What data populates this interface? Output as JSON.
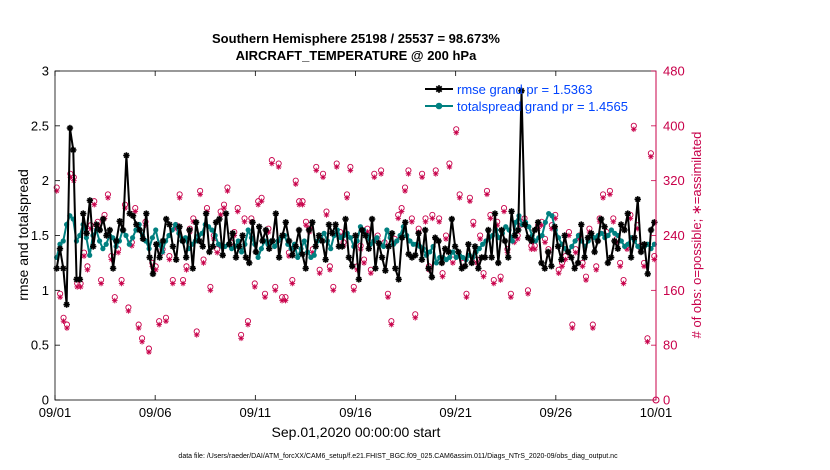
{
  "chart_data": {
    "type": "line",
    "title_line1": "Southern Hemisphere 25198 / 25537 = 98.673%",
    "title_line2": "AIRCRAFT_TEMPERATURE @ 200 hPa",
    "xlabel": "Sep.01,2020 00:00:00 start",
    "ylabel": "rmse and totalspread",
    "ylabel_right": "# of obs: o=possible; ∗=assimilated",
    "xlim": [
      0,
      30
    ],
    "ylim": [
      0,
      3
    ],
    "ylim_right": [
      0,
      480
    ],
    "x_ticks": [
      0,
      5,
      10,
      15,
      20,
      25,
      30
    ],
    "x_tick_labels": [
      "09/01",
      "09/06",
      "09/11",
      "09/16",
      "09/21",
      "09/26",
      "10/01"
    ],
    "y_ticks": [
      0,
      0.5,
      1,
      1.5,
      2,
      2.5,
      3
    ],
    "y_tick_labels": [
      "0",
      "0.5",
      "1",
      "1.5",
      "2",
      "2.5",
      "3"
    ],
    "y2_ticks": [
      0,
      80,
      160,
      240,
      320,
      400,
      480
    ],
    "y2_tick_labels": [
      "0",
      "80",
      "160",
      "240",
      "320",
      "400",
      "480"
    ],
    "series": [
      {
        "name": "rmse",
        "legend": "rmse grand pr = 1.5363",
        "color": "#000000",
        "marker": "star",
        "values": [
          1.2,
          1.38,
          1.2,
          0.87,
          2.48,
          2.28,
          1.1,
          1.1,
          1.7,
          1.52,
          1.82,
          1.4,
          1.6,
          1.55,
          1.65,
          1.5,
          1.55,
          1.2,
          1.45,
          1.63,
          1.55,
          2.23,
          1.7,
          1.68,
          1.6,
          1.55,
          1.47,
          1.7,
          1.3,
          1.15,
          1.42,
          1.3,
          1.45,
          1.65,
          1.6,
          1.4,
          1.28,
          1.58,
          1.45,
          1.3,
          1.55,
          1.2,
          1.62,
          1.45,
          1.4,
          1.7,
          1.35,
          1.4,
          1.62,
          1.65,
          1.32,
          1.7,
          1.42,
          1.52,
          1.3,
          1.4,
          1.5,
          1.3,
          1.25,
          1.62,
          1.35,
          1.58,
          1.45,
          1.55,
          1.38,
          1.45,
          1.7,
          1.3,
          1.5,
          1.62,
          1.45,
          1.32,
          1.4,
          1.55,
          1.33,
          1.2,
          1.55,
          1.62,
          1.4,
          1.5,
          1.45,
          1.28,
          1.6,
          1.52,
          1.6,
          1.4,
          1.4,
          1.65,
          1.3,
          1.22,
          1.5,
          1.1,
          1.55,
          1.5,
          1.38,
          1.65,
          1.2,
          1.43,
          1.3,
          1.18,
          1.4,
          1.52,
          1.2,
          1.1,
          1.48,
          1.62,
          1.33,
          1.3,
          1.32,
          1.52,
          1.28,
          1.55,
          1.2,
          1.12,
          1.48,
          1.45,
          1.25,
          1.38,
          1.35,
          1.65,
          1.4,
          1.35,
          1.2,
          1.22,
          1.42,
          1.25,
          1.4,
          1.2,
          1.3,
          1.3,
          1.55,
          1.3,
          1.7,
          1.25,
          1.55,
          1.45,
          1.3,
          1.72,
          1.5,
          1.55,
          2.82,
          1.6,
          1.48,
          1.45,
          1.55,
          1.62,
          1.25,
          1.2,
          1.35,
          1.22,
          1.58,
          1.4,
          1.28,
          1.5,
          1.35,
          1.3,
          1.2,
          1.25,
          1.6,
          1.3,
          1.48,
          1.52,
          1.35,
          1.45,
          1.65,
          1.58,
          1.25,
          1.3,
          1.45,
          1.38,
          1.6,
          1.55,
          1.7,
          1.3,
          1.48,
          1.83,
          1.35,
          1.42,
          1.15,
          1.55,
          1.62
        ]
      },
      {
        "name": "totalspread",
        "legend": "totalspread grand pr = 1.4565",
        "color": "#008080",
        "marker": "circle",
        "values": [
          1.3,
          1.42,
          1.45,
          1.6,
          1.68,
          1.65,
          1.45,
          1.5,
          1.6,
          1.48,
          1.32,
          1.5,
          1.55,
          1.45,
          1.38,
          1.42,
          1.5,
          1.48,
          1.4,
          1.45,
          1.55,
          1.5,
          1.42,
          1.48,
          1.55,
          1.6,
          1.5,
          1.45,
          1.38,
          1.48,
          1.55,
          1.42,
          1.35,
          1.45,
          1.5,
          1.55,
          1.6,
          1.52,
          1.45,
          1.48,
          1.38,
          1.42,
          1.45,
          1.5,
          1.52,
          1.6,
          1.58,
          1.55,
          1.5,
          1.42,
          1.4,
          1.4,
          1.42,
          1.38,
          1.4,
          1.45,
          1.35,
          1.42,
          1.55,
          1.48,
          1.42,
          1.3,
          1.38,
          1.45,
          1.42,
          1.45,
          1.4,
          1.45,
          1.48,
          1.5,
          1.42,
          1.38,
          1.42,
          1.3,
          1.38,
          1.45,
          1.35,
          1.3,
          1.32,
          1.45,
          1.48,
          1.52,
          1.45,
          1.38,
          1.5,
          1.55,
          1.48,
          1.5,
          1.52,
          1.48,
          1.4,
          1.45,
          1.58,
          1.55,
          1.5,
          1.42,
          1.45,
          1.48,
          1.42,
          1.4,
          1.55,
          1.48,
          1.42,
          1.45,
          1.5,
          1.58,
          1.5,
          1.45,
          1.42,
          1.42,
          1.4,
          1.38,
          1.32,
          1.35,
          1.4,
          1.25,
          1.3,
          1.3,
          1.28,
          1.3,
          1.35,
          1.3,
          1.32,
          1.3,
          1.28,
          1.32,
          1.3,
          1.35,
          1.38,
          1.42,
          1.45,
          1.48,
          1.5,
          1.55,
          1.48,
          1.52,
          1.58,
          1.55,
          1.45,
          1.62,
          1.68,
          1.6,
          1.62,
          1.58,
          1.5,
          1.45,
          1.48,
          1.5,
          1.62,
          1.7,
          1.68,
          1.55,
          1.48,
          1.42,
          1.38,
          1.35,
          1.4,
          1.45,
          1.5,
          1.45,
          1.4,
          1.45,
          1.5,
          1.48,
          1.5,
          1.52,
          1.48,
          1.5,
          1.55,
          1.52,
          1.5,
          1.45,
          1.4,
          1.42,
          1.48,
          1.45,
          1.4,
          1.38,
          1.4,
          1.42,
          1.38,
          1.42
        ]
      }
    ],
    "obs_possible": [
      310,
      155,
      120,
      110,
      330,
      325,
      170,
      170,
      215,
      195,
      255,
      290,
      260,
      175,
      270,
      300,
      210,
      150,
      220,
      175,
      285,
      135,
      230,
      280,
      110,
      90,
      260,
      75,
      200,
      195,
      115,
      220,
      120,
      210,
      175,
      255,
      300,
      175,
      195,
      250,
      265,
      100,
      305,
      205,
      280,
      165,
      240,
      220,
      275,
      285,
      310,
      230,
      245,
      280,
      95,
      265,
      115,
      265,
      170,
      290,
      295,
      155,
      250,
      350,
      165,
      345,
      150,
      150,
      215,
      175,
      320,
      290,
      290,
      260,
      250,
      220,
      340,
      190,
      330,
      275,
      195,
      165,
      345,
      245,
      230,
      300,
      340,
      165,
      195,
      225,
      205,
      250,
      190,
      330,
      240,
      335,
      230,
      155,
      115,
      235,
      270,
      280,
      310,
      335,
      265,
      125,
      250,
      330,
      265,
      195,
      270,
      335,
      265,
      185,
      240,
      345,
      205,
      395,
      300,
      200,
      155,
      295,
      260,
      205,
      240,
      185,
      305,
      270,
      175,
      260,
      180,
      280,
      220,
      155,
      235,
      240,
      260,
      265,
      160,
      225,
      225,
      255,
      260,
      235,
      220,
      255,
      270,
      190,
      200,
      210,
      245,
      110,
      220,
      240,
      200,
      180,
      250,
      110,
      195,
      265,
      300,
      245,
      305,
      265,
      235,
      200,
      175,
      225,
      270,
      400,
      255,
      225,
      200,
      90,
      360,
      210
    ],
    "obs_assimilated": [
      305,
      150,
      115,
      105,
      325,
      320,
      165,
      165,
      210,
      190,
      250,
      285,
      255,
      170,
      265,
      295,
      205,
      145,
      215,
      170,
      280,
      130,
      225,
      275,
      105,
      85,
      255,
      70,
      195,
      190,
      110,
      215,
      115,
      205,
      170,
      250,
      295,
      170,
      190,
      245,
      260,
      95,
      300,
      200,
      275,
      160,
      235,
      215,
      270,
      280,
      305,
      225,
      240,
      275,
      90,
      260,
      110,
      260,
      165,
      285,
      290,
      150,
      245,
      345,
      160,
      340,
      145,
      145,
      210,
      170,
      315,
      285,
      285,
      255,
      245,
      215,
      335,
      185,
      325,
      270,
      190,
      160,
      340,
      240,
      225,
      295,
      335,
      160,
      190,
      220,
      200,
      245,
      185,
      325,
      235,
      330,
      225,
      150,
      110,
      230,
      265,
      275,
      305,
      330,
      260,
      120,
      245,
      325,
      260,
      190,
      265,
      330,
      260,
      180,
      235,
      340,
      200,
      390,
      295,
      195,
      150,
      290,
      255,
      200,
      235,
      180,
      300,
      265,
      170,
      255,
      175,
      275,
      215,
      150,
      230,
      235,
      255,
      260,
      155,
      220,
      220,
      250,
      255,
      230,
      215,
      250,
      265,
      185,
      195,
      205,
      240,
      105,
      215,
      235,
      195,
      175,
      245,
      105,
      190,
      260,
      295,
      240,
      300,
      260,
      230,
      195,
      170,
      220,
      265,
      395,
      250,
      220,
      195,
      85,
      355,
      205
    ],
    "colors": {
      "rmse": "#000000",
      "totalspread": "#008080",
      "obs": "#c8004a",
      "legend_text": "#0044ff",
      "right_axis": "#c8004a"
    }
  },
  "footer": "data file: /Users/raeder/DAI/ATM_forcXX/CAM6_setup/f.e21.FHIST_BGC.f09_025.CAM6assim.011/Diags_NTrS_2020-09/obs_diag_output.nc"
}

════

GIVEN EXERCISE: From the data, pick out every line that includes "grand".

RESPONSE TO THE TASK:
        "legend": "rmse grand pr = 1.5363",
        "legend": "totalspread grand pr = 1.4565",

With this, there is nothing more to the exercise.